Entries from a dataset
....................

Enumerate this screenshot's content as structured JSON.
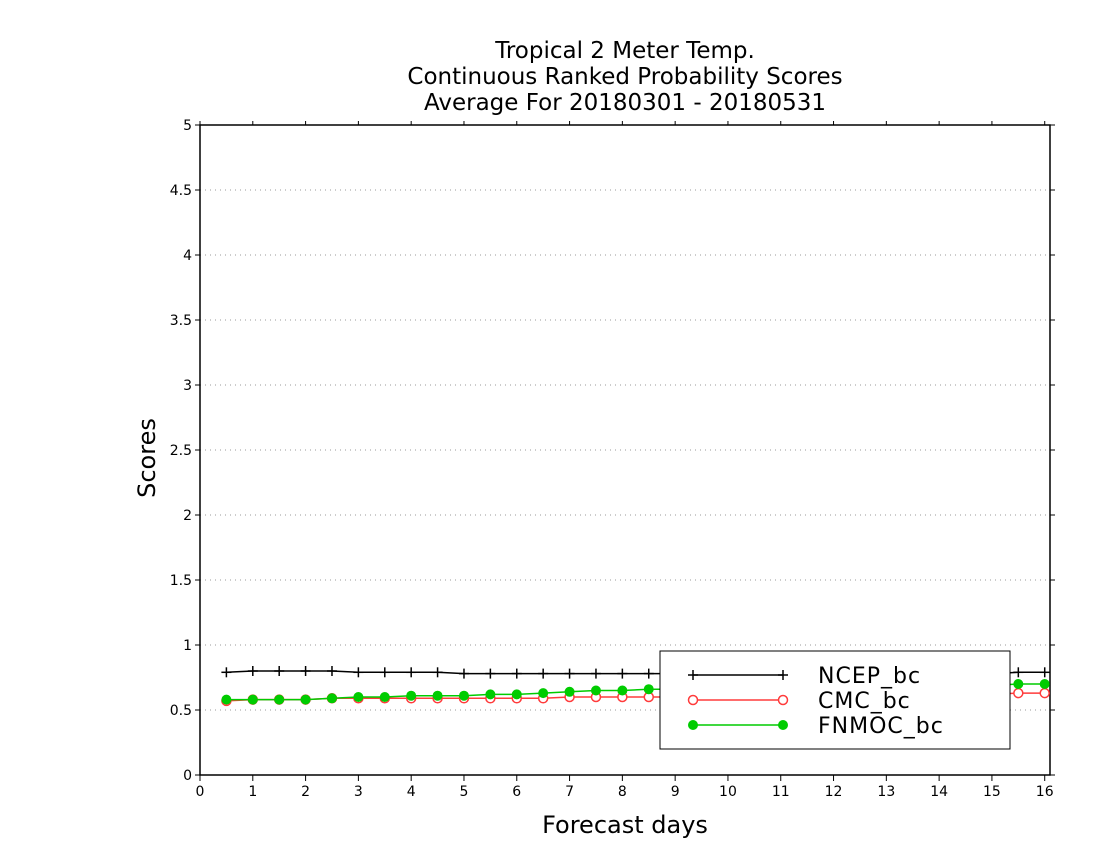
{
  "chart_data": {
    "type": "line",
    "title_lines": [
      "Tropical 2 Meter Temp.",
      "Continuous Ranked Probability Scores",
      "Average For 20180301 - 20180531"
    ],
    "xlabel": "Forecast days",
    "ylabel": "Scores",
    "xlim": [
      0,
      16.1
    ],
    "ylim": [
      0,
      5
    ],
    "x_ticks": [
      0,
      1,
      2,
      3,
      4,
      5,
      6,
      7,
      8,
      9,
      10,
      11,
      12,
      13,
      14,
      15,
      16
    ],
    "y_ticks": [
      0,
      0.5,
      1,
      1.5,
      2,
      2.5,
      3,
      3.5,
      4,
      4.5,
      5
    ],
    "y_tick_labels": [
      "0",
      "0.5",
      "1",
      "1.5",
      "2",
      "2.5",
      "3",
      "3.5",
      "4",
      "4.5",
      "5"
    ],
    "grid": "horizontal dotted",
    "legend_position": "bottom-right",
    "x": [
      0.5,
      1,
      1.5,
      2,
      2.5,
      3,
      3.5,
      4,
      4.5,
      5,
      5.5,
      6,
      6.5,
      7,
      7.5,
      8,
      8.5,
      9,
      9.5,
      10,
      10.5,
      11,
      11.5,
      12,
      12.5,
      13,
      13.5,
      14,
      14.5,
      15,
      15.5,
      16
    ],
    "series": [
      {
        "name": "NCEP_bc",
        "color": "#000000",
        "marker": "plus",
        "values": [
          0.79,
          0.8,
          0.8,
          0.8,
          0.8,
          0.79,
          0.79,
          0.79,
          0.79,
          0.78,
          0.78,
          0.78,
          0.78,
          0.78,
          0.78,
          0.78,
          0.78,
          0.78,
          0.78,
          0.78,
          0.78,
          0.78,
          0.78,
          0.78,
          0.78,
          0.78,
          0.78,
          0.78,
          0.78,
          0.78,
          0.79,
          0.79
        ]
      },
      {
        "name": "CMC_bc",
        "color": "#ff3b3b",
        "marker": "open-circle",
        "values": [
          0.57,
          0.58,
          0.58,
          0.58,
          0.59,
          0.59,
          0.59,
          0.59,
          0.59,
          0.59,
          0.59,
          0.59,
          0.59,
          0.6,
          0.6,
          0.6,
          0.6,
          0.6,
          0.6,
          0.6,
          0.6,
          0.61,
          0.61,
          0.61,
          0.61,
          0.61,
          0.62,
          0.62,
          0.62,
          0.62,
          0.63,
          0.63
        ]
      },
      {
        "name": "FNMOC_bc",
        "color": "#00cc00",
        "marker": "filled-circle",
        "values": [
          0.58,
          0.58,
          0.58,
          0.58,
          0.59,
          0.6,
          0.6,
          0.61,
          0.61,
          0.61,
          0.62,
          0.62,
          0.63,
          0.64,
          0.65,
          0.65,
          0.66,
          0.66,
          0.67,
          0.67,
          0.67,
          0.67,
          0.68,
          0.68,
          0.68,
          0.68,
          0.69,
          0.69,
          0.69,
          0.69,
          0.7,
          0.7
        ]
      }
    ]
  }
}
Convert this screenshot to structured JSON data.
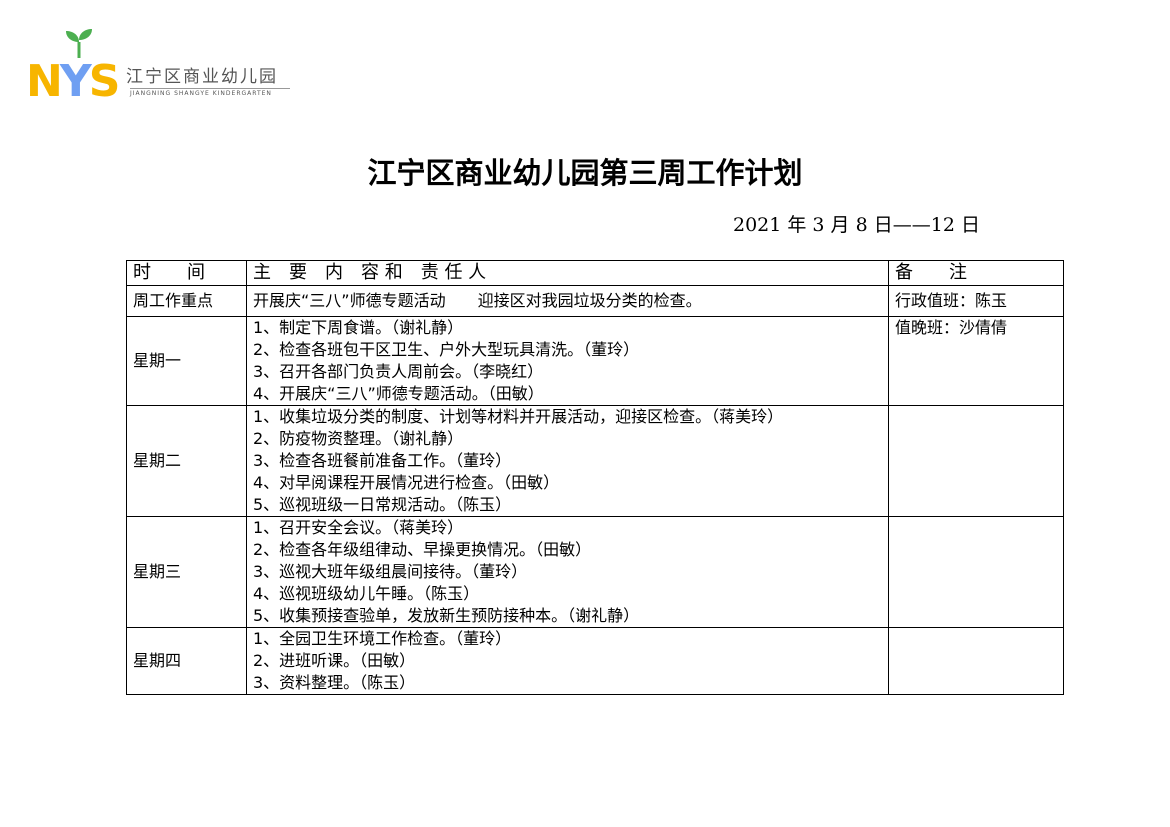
{
  "logo": {
    "letters": "NYS",
    "name_cn": "江宁区商业幼儿园",
    "name_en": "JIANGNING SHANGYE KINDERGARTEN",
    "colors": {
      "n_s": "#f7b500",
      "y": "#6f9ff2",
      "sprout": "#4caf50"
    }
  },
  "title": "江宁区商业幼儿园第三周工作计划",
  "date_range": "2021 年 3 月 8 日——12 日",
  "table": {
    "headers": [
      "时　　间",
      "主　要　内　容 和　责 任 人",
      "备　　注"
    ],
    "focus": {
      "label": "周工作重点",
      "content": "开展庆“三八”师德专题活动　　迎接区对我园垃圾分类的检查。",
      "note": "行政值班：陈玉"
    },
    "days": [
      {
        "day": "星期一",
        "items": [
          "1、制定下周食谱。（谢礼静）",
          "2、检查各班包干区卫生、户外大型玩具清洗。（董玲）",
          "3、召开各部门负责人周前会。（李晓红）",
          "4、开展庆“三八”师德专题活动。（田敏）"
        ],
        "note": "值晚班：沙倩倩"
      },
      {
        "day": "星期二",
        "items": [
          "1、收集垃圾分类的制度、计划等材料并开展活动，迎接区检查。（蒋美玲）",
          "2、防疫物资整理。（谢礼静）",
          "3、检查各班餐前准备工作。（董玲）",
          "4、对早阅课程开展情况进行检查。（田敏）",
          "5、巡视班级一日常规活动。（陈玉）"
        ],
        "note": ""
      },
      {
        "day": "星期三",
        "items": [
          "1、召开安全会议。（蒋美玲）",
          "2、检查各年级组律动、早操更换情况。（田敏）",
          "3、巡视大班年级组晨间接待。（董玲）",
          "4、巡视班级幼儿午睡。（陈玉）",
          "5、收集预接查验单，发放新生预防接种本。（谢礼静）"
        ],
        "note": ""
      },
      {
        "day": "星期四",
        "items": [
          "1、全园卫生环境工作检查。（董玲）",
          "2、进班听课。（田敏）",
          "3、资料整理。（陈玉）"
        ],
        "note": ""
      }
    ]
  }
}
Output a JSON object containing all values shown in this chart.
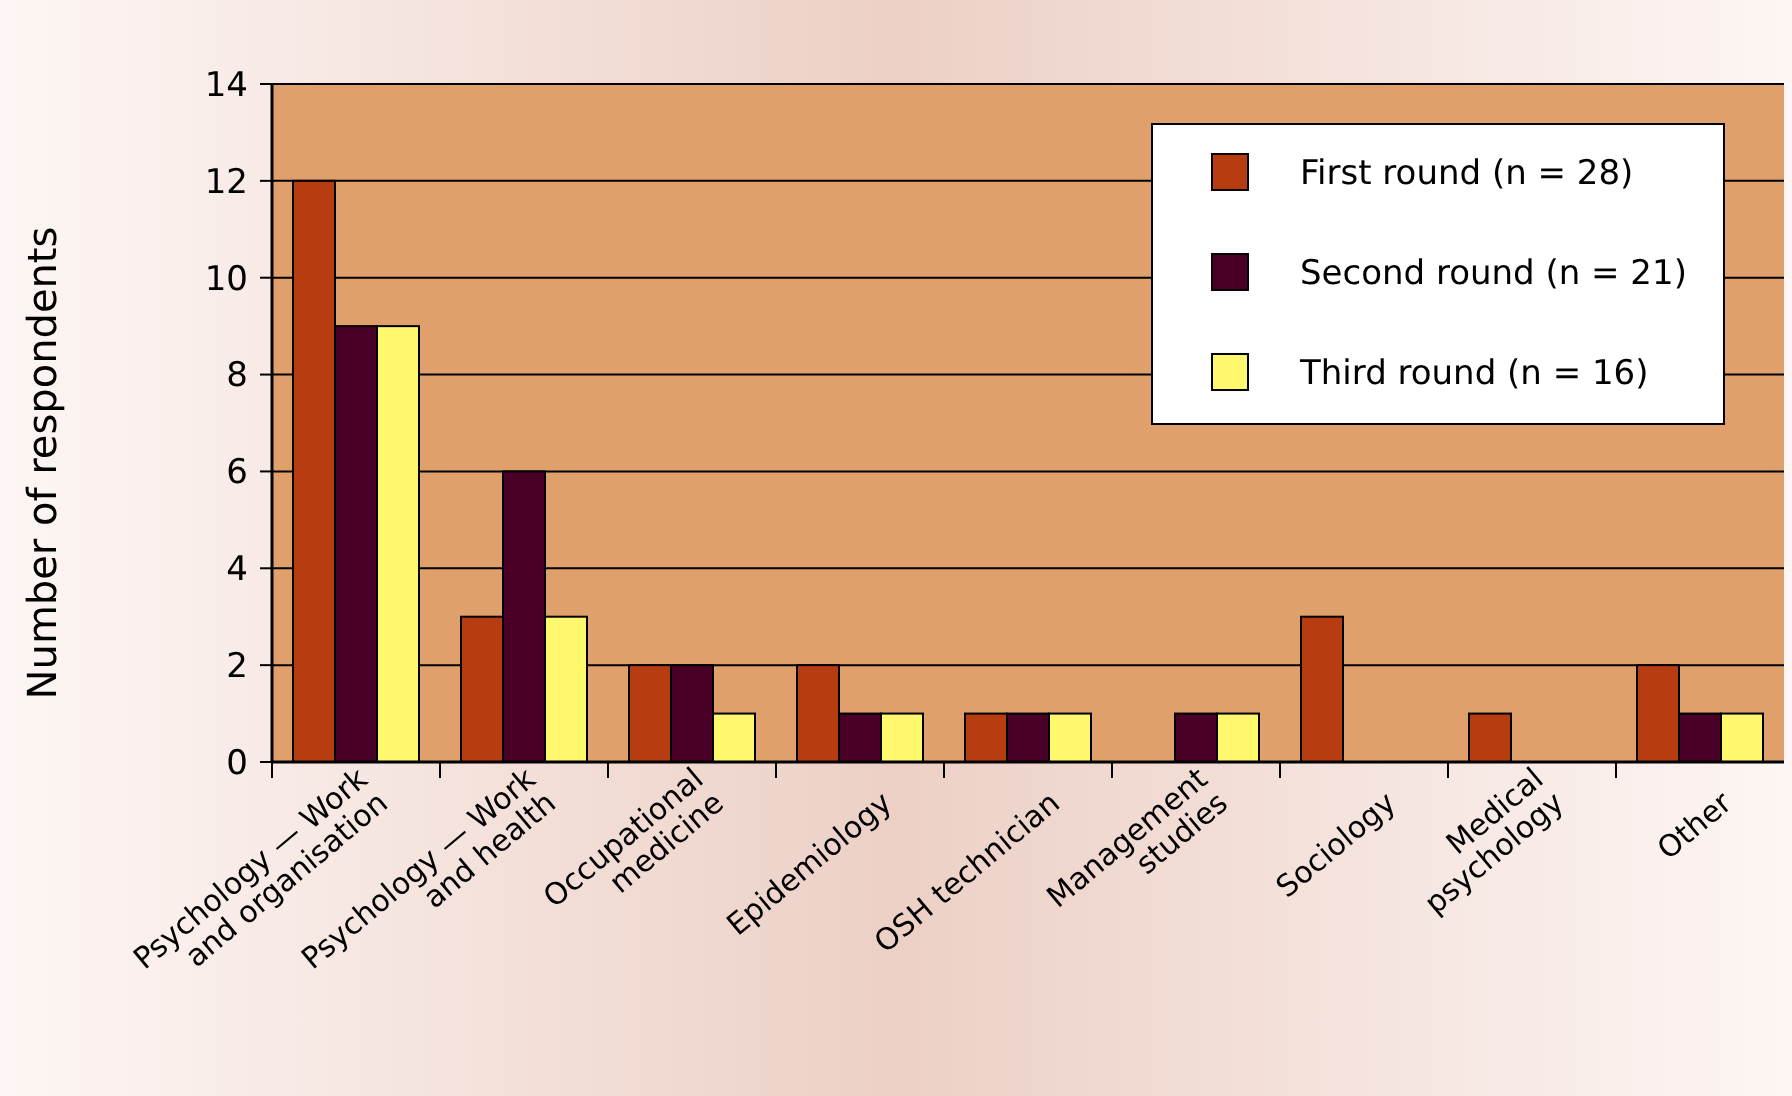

....................

# WHAT YOU HAVE TO DO
Every line of the data should be copied as it stands, without the images.

# COMPLETE RESPONSE
Enumerate this screenshot's content as structured JSON.
{
  "chart_data": {
    "type": "line",
    "title_lines": [
      "Tropical 2 Meter Temp.",
      "Continuous Ranked Probability Scores",
      "Average For 20180301 - 20180531"
    ],
    "xlabel": "Forecast days",
    "ylabel": "Scores",
    "xlim": [
      0,
      16.1
    ],
    "ylim": [
      0,
      5
    ],
    "x_ticks": [
      0,
      1,
      2,
      3,
      4,
      5,
      6,
      7,
      8,
      9,
      10,
      11,
      12,
      13,
      14,
      15,
      16
    ],
    "y_ticks": [
      0,
      0.5,
      1,
      1.5,
      2,
      2.5,
      3,
      3.5,
      4,
      4.5,
      5
    ],
    "y_tick_labels": [
      "0",
      "0.5",
      "1",
      "1.5",
      "2",
      "2.5",
      "3",
      "3.5",
      "4",
      "4.5",
      "5"
    ],
    "grid": "horizontal dotted",
    "legend_position": "bottom-right",
    "x": [
      0.5,
      1,
      1.5,
      2,
      2.5,
      3,
      3.5,
      4,
      4.5,
      5,
      5.5,
      6,
      6.5,
      7,
      7.5,
      8,
      8.5,
      9,
      9.5,
      10,
      10.5,
      11,
      11.5,
      12,
      12.5,
      13,
      13.5,
      14,
      14.5,
      15,
      15.5,
      16
    ],
    "series": [
      {
        "name": "NCEP_bc",
        "color": "#000000",
        "marker": "plus",
        "values": [
          0.79,
          0.8,
          0.8,
          0.8,
          0.8,
          0.79,
          0.79,
          0.79,
          0.79,
          0.78,
          0.78,
          0.78,
          0.78,
          0.78,
          0.78,
          0.78,
          0.78,
          0.78,
          0.78,
          0.78,
          0.78,
          0.78,
          0.78,
          0.78,
          0.78,
          0.78,
          0.78,
          0.78,
          0.78,
          0.78,
          0.79,
          0.79
        ]
      },
      {
        "name": "CMC_bc",
        "color": "#ff3b3b",
        "marker": "open-circle",
        "values": [
          0.57,
          0.58,
          0.58,
          0.58,
          0.59,
          0.59,
          0.59,
          0.59,
          0.59,
          0.59,
          0.59,
          0.59,
          0.59,
          0.6,
          0.6,
          0.6,
          0.6,
          0.6,
          0.6,
          0.6,
          0.6,
          0.61,
          0.61,
          0.61,
          0.61,
          0.61,
          0.62,
          0.62,
          0.62,
          0.62,
          0.63,
          0.63
        ]
      },
      {
        "name": "FNMOC_bc",
        "color": "#00cc00",
        "marker": "filled-circle",
        "values": [
          0.58,
          0.58,
          0.58,
          0.58,
          0.59,
          0.6,
          0.6,
          0.61,
          0.61,
          0.61,
          0.62,
          0.62,
          0.63,
          0.64,
          0.65,
          0.65,
          0.66,
          0.66,
          0.67,
          0.67,
          0.67,
          0.67,
          0.68,
          0.68,
          0.68,
          0.68,
          0.69,
          0.69,
          0.69,
          0.69,
          0.7,
          0.7
        ]
      }
    ]
  }
}
Convert this screenshot to structured JSON data.
{
  "logo": {
    "letters": "NYS",
    "name_cn": "江宁区商业幼儿园",
    "name_en": "JIANGNING SHANGYE KINDERGARTEN",
    "colors": {
      "n_s": "#f7b500",
      "y": "#6f9ff2",
      "sprout": "#4caf50"
    }
  },
  "title": "江宁区商业幼儿园第三周工作计划",
  "date_range": "2021 年 3 月 8 日——12 日",
  "table": {
    "headers": [
      "时　　间",
      "主　要　内　容 和　责 任 人",
      "备　　注"
    ],
    "focus": {
      "label": "周工作重点",
      "content": "开展庆“三八”师德专题活动　　迎接区对我园垃圾分类的检查。",
      "note": "行政值班：陈玉"
    },
    "days": [
      {
        "day": "星期一",
        "items": [
          "1、制定下周食谱。（谢礼静）",
          "2、检查各班包干区卫生、户外大型玩具清洗。（董玲）",
          "3、召开各部门负责人周前会。（李晓红）",
          "4、开展庆“三八”师德专题活动。（田敏）"
        ],
        "note": "值晚班：沙倩倩"
      },
      {
        "day": "星期二",
        "items": [
          "1、收集垃圾分类的制度、计划等材料并开展活动，迎接区检查。（蒋美玲）",
          "2、防疫物资整理。（谢礼静）",
          "3、检查各班餐前准备工作。（董玲）",
          "4、对早阅课程开展情况进行检查。（田敏）",
          "5、巡视班级一日常规活动。（陈玉）"
        ],
        "note": ""
      },
      {
        "day": "星期三",
        "items": [
          "1、召开安全会议。（蒋美玲）",
          "2、检查各年级组律动、早操更换情况。（田敏）",
          "3、巡视大班年级组晨间接待。（董玲）",
          "4、巡视班级幼儿午睡。（陈玉）",
          "5、收集预接查验单，发放新生预防接种本。（谢礼静）"
        ],
        "note": ""
      },
      {
        "day": "星期四",
        "items": [
          "1、全园卫生环境工作检查。（董玲）",
          "2、进班听课。（田敏）",
          "3、资料整理。（陈玉）"
        ],
        "note": ""
      }
    ]
  }
}
Output a JSON object containing all values shown in this chart.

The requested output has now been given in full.